--- START RECORDS SUPPLIED ---

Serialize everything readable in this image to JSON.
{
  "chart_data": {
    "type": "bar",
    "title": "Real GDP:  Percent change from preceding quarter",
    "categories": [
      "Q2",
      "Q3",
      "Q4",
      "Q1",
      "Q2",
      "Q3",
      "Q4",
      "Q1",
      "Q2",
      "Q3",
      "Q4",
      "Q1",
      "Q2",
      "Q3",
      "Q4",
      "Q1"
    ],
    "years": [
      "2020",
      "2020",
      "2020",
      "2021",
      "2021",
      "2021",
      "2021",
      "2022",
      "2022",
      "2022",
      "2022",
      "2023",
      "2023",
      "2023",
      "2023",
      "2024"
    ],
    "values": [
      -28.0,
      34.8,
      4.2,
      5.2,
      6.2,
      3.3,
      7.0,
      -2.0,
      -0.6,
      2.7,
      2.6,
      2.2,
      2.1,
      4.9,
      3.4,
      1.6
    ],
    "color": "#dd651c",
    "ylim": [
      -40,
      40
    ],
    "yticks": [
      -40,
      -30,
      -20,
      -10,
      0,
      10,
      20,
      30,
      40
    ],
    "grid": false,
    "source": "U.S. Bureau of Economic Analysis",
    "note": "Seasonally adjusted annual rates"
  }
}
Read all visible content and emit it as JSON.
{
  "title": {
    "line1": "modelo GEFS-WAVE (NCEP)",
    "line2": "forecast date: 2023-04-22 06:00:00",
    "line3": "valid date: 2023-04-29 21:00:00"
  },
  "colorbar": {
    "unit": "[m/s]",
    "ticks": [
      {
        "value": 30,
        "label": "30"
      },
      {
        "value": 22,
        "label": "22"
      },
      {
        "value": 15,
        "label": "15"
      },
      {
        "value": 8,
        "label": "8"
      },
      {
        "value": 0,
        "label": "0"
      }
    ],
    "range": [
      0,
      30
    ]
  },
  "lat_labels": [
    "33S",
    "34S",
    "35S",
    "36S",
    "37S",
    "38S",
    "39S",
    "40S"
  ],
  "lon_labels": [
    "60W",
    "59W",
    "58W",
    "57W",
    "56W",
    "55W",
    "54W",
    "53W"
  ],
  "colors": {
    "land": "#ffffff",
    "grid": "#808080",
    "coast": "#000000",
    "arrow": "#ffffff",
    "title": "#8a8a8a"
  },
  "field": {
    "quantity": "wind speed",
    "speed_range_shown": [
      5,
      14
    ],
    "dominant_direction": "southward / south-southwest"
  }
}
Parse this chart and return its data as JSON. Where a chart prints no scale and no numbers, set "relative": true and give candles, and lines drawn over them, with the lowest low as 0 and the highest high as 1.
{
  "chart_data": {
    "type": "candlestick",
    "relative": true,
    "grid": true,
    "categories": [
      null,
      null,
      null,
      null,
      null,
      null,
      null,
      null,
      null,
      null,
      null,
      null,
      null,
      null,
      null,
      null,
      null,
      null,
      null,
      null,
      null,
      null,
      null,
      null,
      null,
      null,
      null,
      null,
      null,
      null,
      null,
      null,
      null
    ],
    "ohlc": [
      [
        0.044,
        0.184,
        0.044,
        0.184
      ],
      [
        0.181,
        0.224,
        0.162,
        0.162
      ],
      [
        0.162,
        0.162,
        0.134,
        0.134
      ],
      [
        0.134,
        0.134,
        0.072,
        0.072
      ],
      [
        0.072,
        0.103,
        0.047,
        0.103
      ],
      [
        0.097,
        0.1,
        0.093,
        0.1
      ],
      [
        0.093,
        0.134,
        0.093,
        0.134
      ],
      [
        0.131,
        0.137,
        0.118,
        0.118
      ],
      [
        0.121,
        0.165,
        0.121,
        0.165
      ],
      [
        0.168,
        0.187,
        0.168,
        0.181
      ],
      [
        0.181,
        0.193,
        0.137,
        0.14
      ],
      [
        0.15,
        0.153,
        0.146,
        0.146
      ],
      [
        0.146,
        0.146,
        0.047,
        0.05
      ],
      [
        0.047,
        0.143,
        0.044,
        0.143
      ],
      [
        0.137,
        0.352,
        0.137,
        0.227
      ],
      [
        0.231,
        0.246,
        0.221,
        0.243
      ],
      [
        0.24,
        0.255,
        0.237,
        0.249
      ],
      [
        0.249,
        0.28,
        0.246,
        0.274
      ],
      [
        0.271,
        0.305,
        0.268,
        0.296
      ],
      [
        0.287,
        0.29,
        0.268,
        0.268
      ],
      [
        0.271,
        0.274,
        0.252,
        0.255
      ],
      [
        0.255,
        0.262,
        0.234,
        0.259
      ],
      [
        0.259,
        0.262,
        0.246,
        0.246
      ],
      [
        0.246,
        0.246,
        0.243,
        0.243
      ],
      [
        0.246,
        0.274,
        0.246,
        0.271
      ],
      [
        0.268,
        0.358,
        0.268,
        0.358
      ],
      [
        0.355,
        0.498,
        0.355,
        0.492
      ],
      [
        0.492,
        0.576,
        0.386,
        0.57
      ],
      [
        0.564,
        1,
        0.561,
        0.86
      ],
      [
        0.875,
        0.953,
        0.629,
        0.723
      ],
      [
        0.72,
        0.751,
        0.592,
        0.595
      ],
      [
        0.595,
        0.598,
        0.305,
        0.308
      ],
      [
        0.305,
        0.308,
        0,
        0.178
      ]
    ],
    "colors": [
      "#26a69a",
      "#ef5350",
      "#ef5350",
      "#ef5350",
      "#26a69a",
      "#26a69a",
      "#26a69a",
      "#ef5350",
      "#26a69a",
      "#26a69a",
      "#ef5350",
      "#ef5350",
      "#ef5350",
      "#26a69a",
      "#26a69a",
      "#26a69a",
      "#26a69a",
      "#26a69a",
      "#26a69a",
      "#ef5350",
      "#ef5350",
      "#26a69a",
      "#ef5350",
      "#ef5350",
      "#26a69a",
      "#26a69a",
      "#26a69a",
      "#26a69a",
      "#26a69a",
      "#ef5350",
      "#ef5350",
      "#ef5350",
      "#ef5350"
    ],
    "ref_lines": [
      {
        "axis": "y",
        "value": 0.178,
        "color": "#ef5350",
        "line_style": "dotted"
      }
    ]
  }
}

--- END RECORDS SUPPLIED ---

GOAL:
Using the listing above, list every line in which the string "JSON" occurs.

FULL OUTPUT:
Serialize everything readable in this image to JSON.
Read all visible content and emit it as JSON.
Parse this chart and return its data as JSON. Where a chart prints no scale and no numbers, set "relative": true and give candles, and lines drawn over them, with the lowest low as 0 and the highest high as 1.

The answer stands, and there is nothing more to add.